◆ Goal 1 ◆
From the Ramy article, quote the passage that begins at the words "On screen, Ramy" and ends after the words "very first episode.".
◆ Goal 2 ◆
Answer these questions using the Ramy article:
(a) About how many young Muslims did the writer invite to watch the show at Slate's New York office?
(b) Where was Youssef sheltering when he gave the Zoom interview?
(c) What does the article say a khutbah is?
--- Start of Given text ---
2020年5月29日 星期五

Ramy Season 2 Is Going to Shock American Muslims. Maybe We Need It.


“I have donated my likeness to Muslim science. Do whatever you want with it. Pick me apart,” Ramy Youssef said.

Photo illustration by Natalie Matthews-Ramo. Photos by Erik Voake/Getty Images for Hulu, Indysystem/iStock/Getty Images Plus, Rawpixel/iStock/Getty Images Plus, Maria Novikova/iStock/Getty Images Plus, Rich Fury/Getty Images, and CreativaImages/iStock/Getty Images Plus.

Just before the acclaimed first season of Ramy premiered on Hulu, I hosted about 60 other young Muslims to watch the show with me at Slate’s New York office. I had already seen the episodes a couple times. I was really there to watch the crowd.

Toward the end of the first episode, it began. The steady stream of laughter was suddenly devoured by an audible gasp. Then crackling bursts of awkward laughter. Then more silence.

On screen, Ramy Hassan, the semi-autobiographical character created and played in the series by Ramy Youssef, was hooking up with a Muslim woman in a car. Then she says, “Choke me while I finger myself.” Cue the gasps. “I want you to choke me. Use both hands.”

Like Youssef, I’m a Muslim American of Egyptian descent from New Jersey. We’re around the same age. I’m very intimately aware of the fire he’s playing with, and he is, too. You don’t accidentally make a show about a young Muslim man’s struggle to actualize his full spiritual potential through Islam, then put in a scene where he’s choking a Muslim girl in the back seat of her car in the very first episode.

I cringed with everyone else there. The scene brings up a few things: There’s the fear that the double lives many young Muslim Americans live are being exposed, right there, on a streaming service our parents get, too. It also shows the ways we box one another in—we’re gasping at a Muslim woman’s sexual kinks, like it’s surprising she has some. And then there are the odd nerves of watching something like this in a room full of Muslims and not being sure if it’s a good idea to laugh. Ramy has been heralded as a breakthrough for representation, as if its real power is showing how messy and complicated Muslims can be to people outside the faith. But I think American Muslims have the most to learn from it.

In a recent interview on Zoom from Los Angeles, where he’s sheltering, Youssef—who, at 29, is also an ascendant stand-up comedian—said he understood what he was inviting on himself when he made the show. And even with all the rapturous reviews and the Golden Globe, he said there has been plenty of anger.

“I have donated my likeness to Muslim science. Do whatever you want with it. Pick me apart,” he said, laughing. “It would make me smile if an imam ripped on a character from my show in a khutbah,” or a Friday sermon.
--- End of Given text ---
--- Start of Available data ---
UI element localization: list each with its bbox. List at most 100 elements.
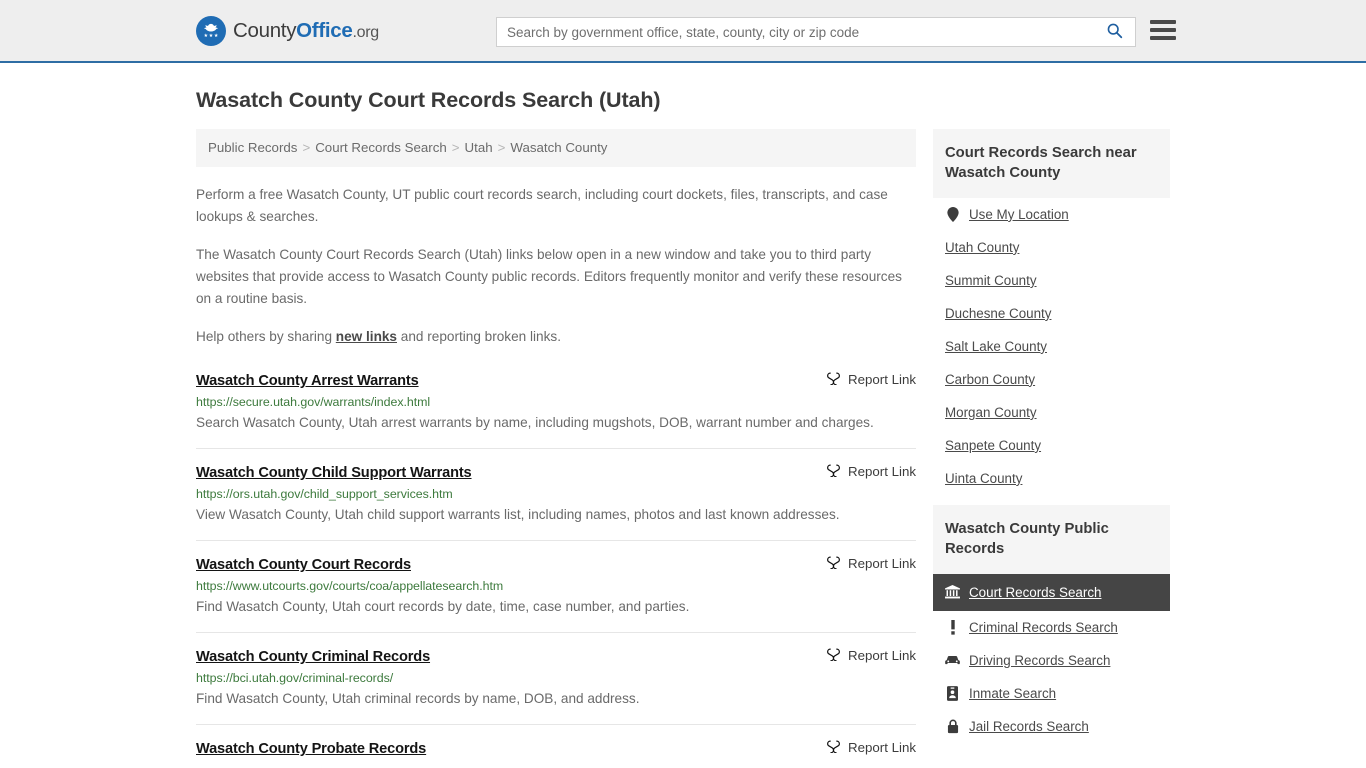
--- End of Available data ---
◆ Answer 1 ◆
On screen, Ramy Hassan, the semi-autobiographical character created and played in the series by Ramy Youssef, was hooking up with a Muslim woman in a car. Then she says, “Choke me while I finger myself.” Cue the gasps. “I want you to choke me. Use both hands.”

Like Youssef, I’m a Muslim American of Egyptian descent from New Jersey. We’re around the same age. I’m very intimately aware of the fire he’s playing with, and he is, too. You don’t accidentally make a show about a young Muslim man’s struggle to actualize his full spiritual potential through Islam, then put in a scene where he’s choking a Muslim girl in the back seat of her car in the very first episode.

◆ Answer 2 ◆
(a) About 60.
(b) Los Angeles.
(c) A Friday sermon.